# Information given
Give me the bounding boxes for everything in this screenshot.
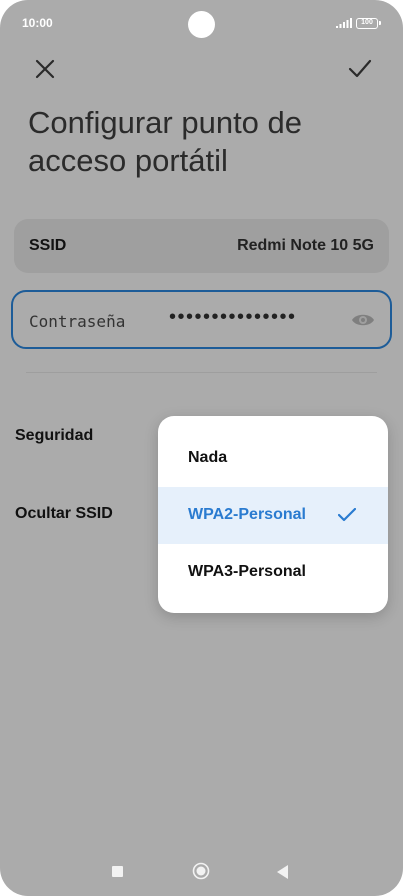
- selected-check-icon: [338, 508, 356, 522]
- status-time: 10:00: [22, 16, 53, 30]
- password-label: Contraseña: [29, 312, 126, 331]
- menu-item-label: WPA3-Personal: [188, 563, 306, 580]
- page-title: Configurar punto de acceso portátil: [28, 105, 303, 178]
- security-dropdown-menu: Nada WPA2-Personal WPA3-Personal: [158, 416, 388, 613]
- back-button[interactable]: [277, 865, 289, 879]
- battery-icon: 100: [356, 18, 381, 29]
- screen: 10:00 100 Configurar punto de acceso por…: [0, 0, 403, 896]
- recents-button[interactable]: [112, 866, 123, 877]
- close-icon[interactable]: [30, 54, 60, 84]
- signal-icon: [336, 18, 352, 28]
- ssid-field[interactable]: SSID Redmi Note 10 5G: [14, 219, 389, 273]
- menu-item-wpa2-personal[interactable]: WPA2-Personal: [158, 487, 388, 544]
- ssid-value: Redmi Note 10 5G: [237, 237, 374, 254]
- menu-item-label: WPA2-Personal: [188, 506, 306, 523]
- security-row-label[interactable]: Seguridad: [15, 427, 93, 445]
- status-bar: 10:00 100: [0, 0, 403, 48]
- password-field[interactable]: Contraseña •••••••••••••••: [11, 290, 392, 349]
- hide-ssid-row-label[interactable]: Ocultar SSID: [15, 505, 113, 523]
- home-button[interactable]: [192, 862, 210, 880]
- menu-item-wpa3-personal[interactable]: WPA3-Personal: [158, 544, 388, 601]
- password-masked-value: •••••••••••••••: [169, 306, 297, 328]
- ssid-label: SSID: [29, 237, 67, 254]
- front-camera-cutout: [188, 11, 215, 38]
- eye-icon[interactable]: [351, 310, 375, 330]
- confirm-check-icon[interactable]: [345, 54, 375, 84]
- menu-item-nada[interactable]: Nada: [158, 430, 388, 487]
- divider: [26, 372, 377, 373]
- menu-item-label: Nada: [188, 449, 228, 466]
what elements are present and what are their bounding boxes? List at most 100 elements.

# The exercise
Set down the lines above without any change, from the line containing "- selected-check-icon: [338, 508, 356, 522]" down to the line containing "487, 388, 544]", both included.

# In response
- selected-check-icon: [338, 508, 356, 522]
- status-time: 10:00: [22, 16, 53, 30]
- password-label: Contraseña: [29, 312, 126, 331]
- menu-item-label: WPA3-Personal: [188, 563, 306, 580]
- page-title: Configurar punto de acceso portátil: [28, 105, 303, 178]
- security-dropdown-menu: Nada WPA2-Personal WPA3-Personal: [158, 416, 388, 613]
- back-button[interactable]: [277, 865, 289, 879]
- battery-icon: 100: [356, 18, 381, 29]
- screen: 10:00 100 Configurar punto de acceso por…: [0, 0, 403, 896]
- recents-button[interactable]: [112, 866, 123, 877]
- close-icon[interactable]: [30, 54, 60, 84]
- signal-icon: [336, 18, 352, 28]
- ssid-field[interactable]: SSID Redmi Note 10 5G: [14, 219, 389, 273]
- menu-item-wpa2-personal[interactable]: WPA2-Personal: [158, 487, 388, 544]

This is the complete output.